# [What to work on]
Where a line contains the word "semi", copy that line.

============================================================

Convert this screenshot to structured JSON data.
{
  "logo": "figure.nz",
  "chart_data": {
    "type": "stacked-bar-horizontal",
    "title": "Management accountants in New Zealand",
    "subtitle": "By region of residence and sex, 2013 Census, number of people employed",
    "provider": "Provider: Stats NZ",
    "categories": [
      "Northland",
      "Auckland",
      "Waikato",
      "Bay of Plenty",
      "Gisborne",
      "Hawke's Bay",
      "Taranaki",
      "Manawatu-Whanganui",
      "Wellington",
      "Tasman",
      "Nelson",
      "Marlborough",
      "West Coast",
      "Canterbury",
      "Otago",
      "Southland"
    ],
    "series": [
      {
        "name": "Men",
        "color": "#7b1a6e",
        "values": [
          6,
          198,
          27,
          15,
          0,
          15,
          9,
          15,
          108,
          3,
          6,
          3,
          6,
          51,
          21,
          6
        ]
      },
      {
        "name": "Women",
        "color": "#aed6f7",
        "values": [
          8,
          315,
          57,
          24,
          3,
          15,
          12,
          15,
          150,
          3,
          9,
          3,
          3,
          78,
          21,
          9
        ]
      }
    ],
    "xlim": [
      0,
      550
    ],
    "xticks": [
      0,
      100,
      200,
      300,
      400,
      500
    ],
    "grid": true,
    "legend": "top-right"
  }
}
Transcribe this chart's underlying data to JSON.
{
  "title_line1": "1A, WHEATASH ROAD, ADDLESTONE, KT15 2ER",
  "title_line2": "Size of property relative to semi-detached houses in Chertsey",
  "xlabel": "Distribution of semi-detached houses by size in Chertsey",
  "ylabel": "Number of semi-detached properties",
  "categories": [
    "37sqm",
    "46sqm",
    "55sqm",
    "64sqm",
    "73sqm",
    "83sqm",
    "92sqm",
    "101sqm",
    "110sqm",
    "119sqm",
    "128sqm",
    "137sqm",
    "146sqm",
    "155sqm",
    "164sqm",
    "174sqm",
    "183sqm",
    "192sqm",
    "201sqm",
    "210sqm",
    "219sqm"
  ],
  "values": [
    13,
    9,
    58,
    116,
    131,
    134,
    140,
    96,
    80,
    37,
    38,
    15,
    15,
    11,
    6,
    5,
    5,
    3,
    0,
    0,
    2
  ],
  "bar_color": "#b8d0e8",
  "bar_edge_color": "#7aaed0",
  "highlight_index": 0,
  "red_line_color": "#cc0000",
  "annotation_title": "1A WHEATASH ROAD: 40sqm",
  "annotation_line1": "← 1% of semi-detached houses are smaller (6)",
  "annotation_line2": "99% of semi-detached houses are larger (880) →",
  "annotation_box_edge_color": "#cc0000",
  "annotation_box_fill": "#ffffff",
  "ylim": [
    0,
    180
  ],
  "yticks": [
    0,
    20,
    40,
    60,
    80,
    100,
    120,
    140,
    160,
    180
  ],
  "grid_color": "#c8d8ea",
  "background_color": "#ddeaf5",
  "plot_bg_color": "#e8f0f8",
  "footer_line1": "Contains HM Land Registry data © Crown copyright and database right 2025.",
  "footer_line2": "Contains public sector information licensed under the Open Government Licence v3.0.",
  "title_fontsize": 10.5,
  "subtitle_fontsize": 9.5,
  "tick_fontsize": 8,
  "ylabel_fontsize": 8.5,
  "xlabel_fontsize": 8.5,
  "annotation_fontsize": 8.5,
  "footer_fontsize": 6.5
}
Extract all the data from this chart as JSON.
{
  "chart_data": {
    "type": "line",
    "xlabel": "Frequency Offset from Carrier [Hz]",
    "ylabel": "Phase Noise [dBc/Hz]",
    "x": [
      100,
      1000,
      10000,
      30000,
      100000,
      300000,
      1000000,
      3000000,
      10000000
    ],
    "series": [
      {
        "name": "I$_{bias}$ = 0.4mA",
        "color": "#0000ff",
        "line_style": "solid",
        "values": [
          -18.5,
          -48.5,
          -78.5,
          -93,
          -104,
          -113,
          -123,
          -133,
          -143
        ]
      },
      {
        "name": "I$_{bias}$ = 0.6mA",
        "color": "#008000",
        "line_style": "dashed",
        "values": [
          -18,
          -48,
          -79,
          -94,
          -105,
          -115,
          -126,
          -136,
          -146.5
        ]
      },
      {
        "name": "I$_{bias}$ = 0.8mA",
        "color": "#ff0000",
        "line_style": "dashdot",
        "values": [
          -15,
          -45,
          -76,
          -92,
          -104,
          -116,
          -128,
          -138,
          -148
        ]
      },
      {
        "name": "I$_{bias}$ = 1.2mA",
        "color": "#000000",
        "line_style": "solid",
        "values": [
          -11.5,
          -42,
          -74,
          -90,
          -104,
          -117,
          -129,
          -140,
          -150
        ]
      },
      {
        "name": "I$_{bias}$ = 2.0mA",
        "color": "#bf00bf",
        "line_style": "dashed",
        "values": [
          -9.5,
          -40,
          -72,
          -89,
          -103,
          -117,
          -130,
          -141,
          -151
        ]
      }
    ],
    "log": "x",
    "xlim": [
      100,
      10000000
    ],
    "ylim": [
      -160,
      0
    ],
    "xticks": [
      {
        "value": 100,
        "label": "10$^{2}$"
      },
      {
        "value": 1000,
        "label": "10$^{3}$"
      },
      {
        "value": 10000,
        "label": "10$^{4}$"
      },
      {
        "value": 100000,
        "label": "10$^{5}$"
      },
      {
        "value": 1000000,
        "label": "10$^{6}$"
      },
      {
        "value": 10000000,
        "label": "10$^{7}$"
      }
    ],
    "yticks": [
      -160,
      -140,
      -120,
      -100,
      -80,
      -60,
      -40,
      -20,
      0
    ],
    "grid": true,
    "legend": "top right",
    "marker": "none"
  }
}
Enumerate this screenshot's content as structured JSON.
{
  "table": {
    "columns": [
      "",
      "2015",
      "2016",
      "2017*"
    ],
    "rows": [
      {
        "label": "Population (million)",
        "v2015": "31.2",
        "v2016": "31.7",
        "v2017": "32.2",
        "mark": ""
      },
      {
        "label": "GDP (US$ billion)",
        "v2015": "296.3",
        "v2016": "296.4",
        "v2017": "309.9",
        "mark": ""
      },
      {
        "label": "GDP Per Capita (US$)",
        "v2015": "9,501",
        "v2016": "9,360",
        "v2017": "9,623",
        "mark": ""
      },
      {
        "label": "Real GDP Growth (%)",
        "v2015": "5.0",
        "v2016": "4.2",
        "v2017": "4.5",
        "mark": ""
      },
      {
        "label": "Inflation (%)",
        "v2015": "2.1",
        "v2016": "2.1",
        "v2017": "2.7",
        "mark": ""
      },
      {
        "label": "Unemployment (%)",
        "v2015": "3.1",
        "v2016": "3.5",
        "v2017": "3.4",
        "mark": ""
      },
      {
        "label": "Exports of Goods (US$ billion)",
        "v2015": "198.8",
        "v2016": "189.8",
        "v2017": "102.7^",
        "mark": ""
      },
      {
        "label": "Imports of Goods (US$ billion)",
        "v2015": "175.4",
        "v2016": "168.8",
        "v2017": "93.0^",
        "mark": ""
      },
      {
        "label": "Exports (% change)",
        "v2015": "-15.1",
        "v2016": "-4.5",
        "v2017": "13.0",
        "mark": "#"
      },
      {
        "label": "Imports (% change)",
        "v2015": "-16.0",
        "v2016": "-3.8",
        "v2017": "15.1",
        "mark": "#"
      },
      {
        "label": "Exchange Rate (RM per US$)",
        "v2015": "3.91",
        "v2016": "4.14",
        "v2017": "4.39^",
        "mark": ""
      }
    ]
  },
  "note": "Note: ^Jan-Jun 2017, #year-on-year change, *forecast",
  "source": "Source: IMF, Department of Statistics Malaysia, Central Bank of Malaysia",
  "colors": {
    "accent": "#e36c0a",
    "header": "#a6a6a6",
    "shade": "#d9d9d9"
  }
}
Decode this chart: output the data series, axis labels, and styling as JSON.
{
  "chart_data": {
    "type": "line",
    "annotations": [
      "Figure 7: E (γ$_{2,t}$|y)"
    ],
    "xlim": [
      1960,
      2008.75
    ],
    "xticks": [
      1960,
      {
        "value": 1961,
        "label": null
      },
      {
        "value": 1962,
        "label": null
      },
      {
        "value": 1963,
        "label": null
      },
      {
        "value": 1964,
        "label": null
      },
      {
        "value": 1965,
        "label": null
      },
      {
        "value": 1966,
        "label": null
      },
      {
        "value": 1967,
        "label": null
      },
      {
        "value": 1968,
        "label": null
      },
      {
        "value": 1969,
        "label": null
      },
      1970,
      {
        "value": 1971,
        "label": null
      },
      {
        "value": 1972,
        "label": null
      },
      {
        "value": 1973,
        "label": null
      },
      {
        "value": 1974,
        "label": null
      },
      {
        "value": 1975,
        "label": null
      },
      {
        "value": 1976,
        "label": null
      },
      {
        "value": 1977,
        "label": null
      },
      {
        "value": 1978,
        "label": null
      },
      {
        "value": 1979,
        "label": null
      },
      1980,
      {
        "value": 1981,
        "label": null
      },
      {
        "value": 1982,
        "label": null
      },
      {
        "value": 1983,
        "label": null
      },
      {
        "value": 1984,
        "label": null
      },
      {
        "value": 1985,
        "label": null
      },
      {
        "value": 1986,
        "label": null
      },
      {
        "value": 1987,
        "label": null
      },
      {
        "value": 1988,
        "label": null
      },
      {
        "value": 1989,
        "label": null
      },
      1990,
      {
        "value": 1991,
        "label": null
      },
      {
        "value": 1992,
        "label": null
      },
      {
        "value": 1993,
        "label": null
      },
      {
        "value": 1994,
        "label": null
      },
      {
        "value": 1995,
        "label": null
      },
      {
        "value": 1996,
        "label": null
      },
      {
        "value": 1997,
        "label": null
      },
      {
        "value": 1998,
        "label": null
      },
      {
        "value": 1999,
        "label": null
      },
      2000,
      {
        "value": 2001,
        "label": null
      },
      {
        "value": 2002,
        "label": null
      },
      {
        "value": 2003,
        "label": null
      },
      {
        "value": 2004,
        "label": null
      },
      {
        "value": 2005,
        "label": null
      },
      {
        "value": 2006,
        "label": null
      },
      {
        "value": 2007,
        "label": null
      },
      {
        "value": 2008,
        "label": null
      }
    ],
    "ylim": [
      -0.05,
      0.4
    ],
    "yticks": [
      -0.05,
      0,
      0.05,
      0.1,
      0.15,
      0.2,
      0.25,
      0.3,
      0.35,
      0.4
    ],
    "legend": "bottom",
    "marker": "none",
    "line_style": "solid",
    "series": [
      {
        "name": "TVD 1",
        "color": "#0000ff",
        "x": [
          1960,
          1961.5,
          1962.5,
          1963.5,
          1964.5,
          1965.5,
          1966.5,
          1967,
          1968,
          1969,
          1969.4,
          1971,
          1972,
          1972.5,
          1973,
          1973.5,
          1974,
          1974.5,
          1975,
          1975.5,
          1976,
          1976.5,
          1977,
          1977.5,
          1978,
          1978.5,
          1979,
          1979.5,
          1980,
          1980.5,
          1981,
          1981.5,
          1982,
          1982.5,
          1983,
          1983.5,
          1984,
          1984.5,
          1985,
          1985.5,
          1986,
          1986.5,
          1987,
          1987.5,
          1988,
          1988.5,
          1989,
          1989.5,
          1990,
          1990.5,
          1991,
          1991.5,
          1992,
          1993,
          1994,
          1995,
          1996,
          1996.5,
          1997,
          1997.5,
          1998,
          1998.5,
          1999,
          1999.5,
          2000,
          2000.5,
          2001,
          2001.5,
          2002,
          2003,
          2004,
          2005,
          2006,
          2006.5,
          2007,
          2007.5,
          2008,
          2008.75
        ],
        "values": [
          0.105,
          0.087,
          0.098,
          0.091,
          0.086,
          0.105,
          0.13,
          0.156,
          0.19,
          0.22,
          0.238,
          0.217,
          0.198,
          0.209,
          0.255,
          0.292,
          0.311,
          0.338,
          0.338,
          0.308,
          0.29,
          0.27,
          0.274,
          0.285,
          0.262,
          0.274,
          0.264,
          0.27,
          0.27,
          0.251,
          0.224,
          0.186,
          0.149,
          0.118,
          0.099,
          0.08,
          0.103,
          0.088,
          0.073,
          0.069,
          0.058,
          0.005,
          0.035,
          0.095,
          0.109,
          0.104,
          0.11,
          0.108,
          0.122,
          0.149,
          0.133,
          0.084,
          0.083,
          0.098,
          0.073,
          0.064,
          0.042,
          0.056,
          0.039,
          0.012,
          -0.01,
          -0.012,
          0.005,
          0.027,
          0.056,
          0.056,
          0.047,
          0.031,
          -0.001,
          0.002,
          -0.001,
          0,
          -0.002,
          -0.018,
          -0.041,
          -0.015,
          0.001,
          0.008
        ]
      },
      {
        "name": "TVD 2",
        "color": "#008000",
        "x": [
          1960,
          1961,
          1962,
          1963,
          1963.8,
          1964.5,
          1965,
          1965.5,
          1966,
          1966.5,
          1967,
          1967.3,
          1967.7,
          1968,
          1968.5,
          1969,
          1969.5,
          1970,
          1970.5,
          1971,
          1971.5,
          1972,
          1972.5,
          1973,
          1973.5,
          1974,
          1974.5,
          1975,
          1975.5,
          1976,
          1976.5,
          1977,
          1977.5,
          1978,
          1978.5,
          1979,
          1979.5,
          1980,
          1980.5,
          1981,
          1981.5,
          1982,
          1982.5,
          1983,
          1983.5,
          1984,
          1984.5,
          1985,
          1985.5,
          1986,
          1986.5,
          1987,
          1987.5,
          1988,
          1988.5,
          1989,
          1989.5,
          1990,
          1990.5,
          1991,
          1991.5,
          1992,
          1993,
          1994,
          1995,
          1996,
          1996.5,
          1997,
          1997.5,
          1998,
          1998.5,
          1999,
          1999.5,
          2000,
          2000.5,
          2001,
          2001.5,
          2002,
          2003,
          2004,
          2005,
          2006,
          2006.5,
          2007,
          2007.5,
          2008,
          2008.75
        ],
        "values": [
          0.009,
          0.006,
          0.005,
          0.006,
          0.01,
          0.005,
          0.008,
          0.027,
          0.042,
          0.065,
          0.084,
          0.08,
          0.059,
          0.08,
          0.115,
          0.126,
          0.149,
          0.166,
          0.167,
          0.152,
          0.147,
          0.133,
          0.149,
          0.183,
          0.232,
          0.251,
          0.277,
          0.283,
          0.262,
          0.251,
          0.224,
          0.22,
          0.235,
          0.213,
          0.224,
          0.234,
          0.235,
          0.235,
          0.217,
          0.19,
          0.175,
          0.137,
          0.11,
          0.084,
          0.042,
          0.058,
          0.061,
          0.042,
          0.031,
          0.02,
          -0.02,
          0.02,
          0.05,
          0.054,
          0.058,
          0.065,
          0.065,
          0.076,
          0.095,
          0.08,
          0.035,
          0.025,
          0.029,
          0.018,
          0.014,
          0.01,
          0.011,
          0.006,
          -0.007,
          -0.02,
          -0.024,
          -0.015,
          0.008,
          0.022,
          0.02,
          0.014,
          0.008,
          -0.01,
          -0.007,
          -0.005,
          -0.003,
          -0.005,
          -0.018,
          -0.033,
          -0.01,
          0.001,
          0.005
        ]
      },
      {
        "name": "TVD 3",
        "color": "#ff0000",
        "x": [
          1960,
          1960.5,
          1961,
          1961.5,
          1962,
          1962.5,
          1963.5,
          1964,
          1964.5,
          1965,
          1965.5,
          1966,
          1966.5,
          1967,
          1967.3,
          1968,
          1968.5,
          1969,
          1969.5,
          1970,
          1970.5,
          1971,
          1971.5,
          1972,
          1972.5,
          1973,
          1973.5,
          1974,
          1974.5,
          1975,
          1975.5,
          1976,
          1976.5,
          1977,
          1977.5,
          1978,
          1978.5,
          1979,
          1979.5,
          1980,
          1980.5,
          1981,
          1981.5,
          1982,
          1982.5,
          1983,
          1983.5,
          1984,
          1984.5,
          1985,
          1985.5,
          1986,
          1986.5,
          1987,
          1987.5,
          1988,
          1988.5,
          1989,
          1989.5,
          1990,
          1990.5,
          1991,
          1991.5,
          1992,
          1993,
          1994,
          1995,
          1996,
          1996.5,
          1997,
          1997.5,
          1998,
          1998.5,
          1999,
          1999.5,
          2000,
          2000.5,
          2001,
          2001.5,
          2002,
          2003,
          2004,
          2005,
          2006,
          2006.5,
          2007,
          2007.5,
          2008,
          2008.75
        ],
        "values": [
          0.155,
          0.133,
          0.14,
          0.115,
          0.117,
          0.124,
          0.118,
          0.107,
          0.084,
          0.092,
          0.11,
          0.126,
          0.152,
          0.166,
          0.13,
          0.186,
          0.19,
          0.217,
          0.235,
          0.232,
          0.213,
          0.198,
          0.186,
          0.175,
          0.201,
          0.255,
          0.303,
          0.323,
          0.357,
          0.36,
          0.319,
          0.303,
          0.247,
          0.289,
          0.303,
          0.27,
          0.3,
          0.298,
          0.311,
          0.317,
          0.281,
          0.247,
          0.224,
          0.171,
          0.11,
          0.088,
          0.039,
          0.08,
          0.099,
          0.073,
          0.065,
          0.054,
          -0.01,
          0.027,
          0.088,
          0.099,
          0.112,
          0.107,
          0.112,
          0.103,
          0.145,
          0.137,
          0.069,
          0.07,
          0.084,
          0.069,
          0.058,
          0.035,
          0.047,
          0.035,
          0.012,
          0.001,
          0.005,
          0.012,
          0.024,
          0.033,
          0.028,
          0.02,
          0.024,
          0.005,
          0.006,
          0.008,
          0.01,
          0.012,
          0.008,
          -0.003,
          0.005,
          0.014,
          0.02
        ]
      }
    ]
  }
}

============================================================

# [Full answer]
  "title_line2": "Size of property relative to semi-detached houses in Chertsey",
  "xlabel": "Distribution of semi-detached houses by size in Chertsey",
  "ylabel": "Number of semi-detached properties",
  "annotation_line1": "← 1% of semi-detached houses are smaller (6)",
  "annotation_line2": "99% of semi-detached houses are larger (880) →",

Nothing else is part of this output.